• **EXERCISE DIRECTIONS**
Each line should be copied exactly.

Dataset records
········

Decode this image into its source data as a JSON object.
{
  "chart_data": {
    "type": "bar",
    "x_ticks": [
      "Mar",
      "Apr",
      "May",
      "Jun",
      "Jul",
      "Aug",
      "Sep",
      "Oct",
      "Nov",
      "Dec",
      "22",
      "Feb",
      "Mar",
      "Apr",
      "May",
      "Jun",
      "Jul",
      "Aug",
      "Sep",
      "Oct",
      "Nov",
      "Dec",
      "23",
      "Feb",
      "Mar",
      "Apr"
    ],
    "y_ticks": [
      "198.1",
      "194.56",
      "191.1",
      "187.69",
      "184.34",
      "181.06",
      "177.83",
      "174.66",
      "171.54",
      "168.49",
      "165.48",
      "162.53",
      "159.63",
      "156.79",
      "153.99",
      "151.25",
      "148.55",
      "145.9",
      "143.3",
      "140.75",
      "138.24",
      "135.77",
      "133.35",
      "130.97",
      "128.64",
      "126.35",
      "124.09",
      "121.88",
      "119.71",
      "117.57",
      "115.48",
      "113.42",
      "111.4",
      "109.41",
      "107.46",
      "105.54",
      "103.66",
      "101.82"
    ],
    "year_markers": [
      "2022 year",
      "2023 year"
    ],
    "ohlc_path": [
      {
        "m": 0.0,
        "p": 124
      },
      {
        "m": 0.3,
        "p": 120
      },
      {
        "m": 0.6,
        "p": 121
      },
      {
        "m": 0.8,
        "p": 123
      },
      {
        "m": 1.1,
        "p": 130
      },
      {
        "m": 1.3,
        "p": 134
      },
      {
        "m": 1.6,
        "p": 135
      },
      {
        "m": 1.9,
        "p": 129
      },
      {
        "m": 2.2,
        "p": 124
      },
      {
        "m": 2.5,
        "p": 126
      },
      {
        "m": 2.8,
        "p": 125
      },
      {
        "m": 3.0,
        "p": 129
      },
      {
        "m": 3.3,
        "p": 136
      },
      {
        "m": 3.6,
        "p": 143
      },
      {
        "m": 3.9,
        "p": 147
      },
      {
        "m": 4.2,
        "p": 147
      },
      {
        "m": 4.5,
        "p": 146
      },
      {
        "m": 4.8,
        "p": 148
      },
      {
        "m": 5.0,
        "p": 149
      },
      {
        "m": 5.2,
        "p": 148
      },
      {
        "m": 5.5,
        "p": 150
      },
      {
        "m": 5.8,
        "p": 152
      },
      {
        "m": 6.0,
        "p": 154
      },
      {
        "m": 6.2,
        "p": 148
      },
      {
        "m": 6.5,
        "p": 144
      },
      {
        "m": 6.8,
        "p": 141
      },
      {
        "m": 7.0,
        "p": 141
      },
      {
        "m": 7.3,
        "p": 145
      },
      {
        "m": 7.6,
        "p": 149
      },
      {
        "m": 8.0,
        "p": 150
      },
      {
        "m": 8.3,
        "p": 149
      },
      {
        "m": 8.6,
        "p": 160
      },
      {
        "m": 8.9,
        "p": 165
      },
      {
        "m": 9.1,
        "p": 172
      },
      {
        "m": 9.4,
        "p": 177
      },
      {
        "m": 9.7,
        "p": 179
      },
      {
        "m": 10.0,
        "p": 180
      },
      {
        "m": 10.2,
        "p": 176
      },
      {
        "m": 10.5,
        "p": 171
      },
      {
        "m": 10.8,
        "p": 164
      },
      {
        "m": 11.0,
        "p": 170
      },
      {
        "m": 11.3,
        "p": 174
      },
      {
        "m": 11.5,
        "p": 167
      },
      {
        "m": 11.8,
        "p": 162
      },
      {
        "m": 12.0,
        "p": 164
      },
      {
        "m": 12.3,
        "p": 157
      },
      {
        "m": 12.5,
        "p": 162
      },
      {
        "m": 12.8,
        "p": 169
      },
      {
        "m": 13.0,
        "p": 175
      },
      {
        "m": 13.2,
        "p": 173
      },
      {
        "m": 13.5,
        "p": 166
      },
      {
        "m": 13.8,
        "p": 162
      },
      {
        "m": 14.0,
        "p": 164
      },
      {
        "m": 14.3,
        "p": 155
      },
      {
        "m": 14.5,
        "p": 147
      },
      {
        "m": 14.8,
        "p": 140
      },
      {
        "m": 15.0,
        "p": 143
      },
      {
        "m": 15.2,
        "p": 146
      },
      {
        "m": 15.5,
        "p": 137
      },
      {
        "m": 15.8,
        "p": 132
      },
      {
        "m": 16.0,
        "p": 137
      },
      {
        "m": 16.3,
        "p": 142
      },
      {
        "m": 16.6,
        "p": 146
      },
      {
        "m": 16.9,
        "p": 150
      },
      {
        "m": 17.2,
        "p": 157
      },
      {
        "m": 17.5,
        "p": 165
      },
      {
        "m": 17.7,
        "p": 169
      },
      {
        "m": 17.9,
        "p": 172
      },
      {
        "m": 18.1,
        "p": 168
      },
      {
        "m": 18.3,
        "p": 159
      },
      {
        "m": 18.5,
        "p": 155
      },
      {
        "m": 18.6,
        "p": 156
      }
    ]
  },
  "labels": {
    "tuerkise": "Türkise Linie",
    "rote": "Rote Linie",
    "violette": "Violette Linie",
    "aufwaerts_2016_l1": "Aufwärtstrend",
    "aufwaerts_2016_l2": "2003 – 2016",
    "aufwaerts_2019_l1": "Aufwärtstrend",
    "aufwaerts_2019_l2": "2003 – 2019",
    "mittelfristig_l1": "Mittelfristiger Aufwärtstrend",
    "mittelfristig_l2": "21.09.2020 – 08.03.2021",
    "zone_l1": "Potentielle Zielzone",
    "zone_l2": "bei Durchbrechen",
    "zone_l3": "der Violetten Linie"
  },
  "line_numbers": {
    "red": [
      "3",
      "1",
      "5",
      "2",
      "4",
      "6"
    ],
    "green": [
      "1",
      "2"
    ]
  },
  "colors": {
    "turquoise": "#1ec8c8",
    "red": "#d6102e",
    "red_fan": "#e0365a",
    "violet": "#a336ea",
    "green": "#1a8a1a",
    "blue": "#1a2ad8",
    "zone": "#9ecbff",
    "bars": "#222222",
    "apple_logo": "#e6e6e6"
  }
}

········

• **TASK RESPONSE**
Decode this image into its source data as a JSON object.
{
  "chart_data": {
    "type": "bar",
    "x_ticks": [
      "Mar",
      "Apr",
      "May",
      "Jun",
      "Jul",
      "Aug",
      "Sep",
      "Oct",
      "Nov",
      "Dec",
      "22",
      "Feb",
      "Mar",
      "Apr",
      "May",
      "Jun",
      "Jul",
      "Aug",
      "Sep",
      "Oct",
      "Nov",
      "Dec",
      "23",
      "Feb",
      "Mar",
      "Apr"
    ],
    "y_ticks": [
      "198.1",
      "194.56",
      "191.1",
      "187.69",
      "184.34",
      "181.06",
      "177.83",
      "174.66",
      "171.54",
      "168.49",
      "165.48",
      "162.53",
      "159.63",
      "156.79",
      "153.99",
      "151.25",
      "148.55",
      "145.9",
      "143.3",
      "140.75",
      "138.24",
      "135.77",
      "133.35",
      "130.97",
      "128.64",
      "126.35",
      "124.09",
      "121.88",
      "119.71",
      "117.57",
      "115.48",
      "113.42",
      "111.4",
      "109.41",
      "107.46",
      "105.54",
      "103.66",
      "101.82"
    ],
    "year_markers": [
      "2022 year",
      "2023 year"
    ],
    "ohlc_path": [
      {
        "m": 0.0,
        "p": 124
      },
      {
        "m": 0.3,
        "p": 120
      },
      {
        "m": 0.6,
        "p": 121
      },
      {
        "m": 0.8,
        "p": 123
      },
      {
        "m": 1.1,
        "p": 130
      },
      {
        "m": 1.3,
        "p": 134
      },
      {
        "m": 1.6,
        "p": 135
      },
      {
        "m": 1.9,
        "p": 129
      },
      {
        "m": 2.2,
        "p": 124
      },
      {
        "m": 2.5,
        "p": 126
      },
      {
        "m": 2.8,
        "p": 125
      },
      {
        "m": 3.0,
        "p": 129
      },
      {
        "m": 3.3,
        "p": 136
      },
      {
        "m": 3.6,
        "p": 143
      },
      {
        "m": 3.9,
        "p": 147
      },
      {
        "m": 4.2,
        "p": 147
      },
      {
        "m": 4.5,
        "p": 146
      },
      {
        "m": 4.8,
        "p": 148
      },
      {
        "m": 5.0,
        "p": 149
      },
      {
        "m": 5.2,
        "p": 148
      },
      {
        "m": 5.5,
        "p": 150
      },
      {
        "m": 5.8,
        "p": 152
      },
      {
        "m": 6.0,
        "p": 154
      },
      {
        "m": 6.2,
        "p": 148
      },
      {
        "m": 6.5,
        "p": 144
      },
      {
        "m": 6.8,
        "p": 141
      },
      {
        "m": 7.0,
        "p": 141
      },
      {
        "m": 7.3,
        "p": 145
      },
      {
        "m": 7.6,
        "p": 149
      },
      {
        "m": 8.0,
        "p": 150
      },
      {
        "m": 8.3,
        "p": 149
      },
      {
        "m": 8.6,
        "p": 160
      },
      {
        "m": 8.9,
        "p": 165
      },
      {
        "m": 9.1,
        "p": 172
      },
      {
        "m": 9.4,
        "p": 177
      },
      {
        "m": 9.7,
        "p": 179
      },
      {
        "m": 10.0,
        "p": 180
      },
      {
        "m": 10.2,
        "p": 176
      },
      {
        "m": 10.5,
        "p": 171
      },
      {
        "m": 10.8,
        "p": 164
      },
      {
        "m": 11.0,
        "p": 170
      },
      {
        "m": 11.3,
        "p": 174
      },
      {
        "m": 11.5,
        "p": 167
      },
      {
        "m": 11.8,
        "p": 162
      },
      {
        "m": 12.0,
        "p": 164
      },
      {
        "m": 12.3,
        "p": 157
      },
      {
        "m": 12.5,
        "p": 162
      },
      {
        "m": 12.8,
        "p": 169
      },
      {
        "m": 13.0,
        "p": 175
      },
      {
        "m": 13.2,
        "p": 173
      },
      {
        "m": 13.5,
        "p": 166
      },
      {
        "m": 13.8,
        "p": 162
      },
      {
        "m": 14.0,
        "p": 164
      },
      {
        "m": 14.3,
        "p": 155
      },
      {
        "m": 14.5,
        "p": 147
      },
      {
        "m": 14.8,
        "p": 140
      },
      {
        "m": 15.0,
        "p": 143
      },
      {
        "m": 15.2,
        "p": 146
      },
      {
        "m": 15.5,
        "p": 137
      },
      {
        "m": 15.8,
        "p": 132
      },
      {
        "m": 16.0,
        "p": 137
      },
      {
        "m": 16.3,
        "p": 142
      },
      {
        "m": 16.6,
        "p": 146
      },
      {
        "m": 16.9,
        "p": 150
      },
      {
        "m": 17.2,
        "p": 157
      },
      {
        "m": 17.5,
        "p": 165
      },
      {
        "m": 17.7,
        "p": 169
      },
      {
        "m": 17.9,
        "p": 172
      },
      {
        "m": 18.1,
        "p": 168
      },
      {
        "m": 18.3,
        "p": 159
      },
      {
        "m": 18.5,
        "p": 155
      },
      {
        "m": 18.6,
        "p": 156
      }
    ]
  },
  "labels": {
    "tuerkise": "Türkise Linie",
    "rote": "Rote Linie",
    "violette": "Violette Linie",
    "aufwaerts_2016_l1": "Aufwärtstrend",
    "aufwaerts_2016_l2": "2003 – 2016",
    "aufwaerts_2019_l1": "Aufwärtstrend",
    "aufwaerts_2019_l2": "2003 – 2019",
    "mittelfristig_l1": "Mittelfristiger Aufwärtstrend",
    "mittelfristig_l2": "21.09.2020 – 08.03.2021",
    "zone_l1": "Potentielle Zielzone",
    "zone_l2": "bei Durchbrechen",
    "zone_l3": "der Violetten Linie"
  },
  "line_numbers": {
    "red": [
      "3",
      "1",
      "5",
      "2",
      "4",
      "6"
    ],
    "green": [
      "1",
      "2"
    ]
  },
  "colors": {
    "turquoise": "#1ec8c8",
    "red": "#d6102e",
    "red_fan": "#e0365a",
    "violet": "#a336ea",
    "green": "#1a8a1a",
    "blue": "#1a2ad8",
    "zone": "#9ecbff",
    "bars": "#222222",
    "apple_logo": "#e6e6e6"
  }
}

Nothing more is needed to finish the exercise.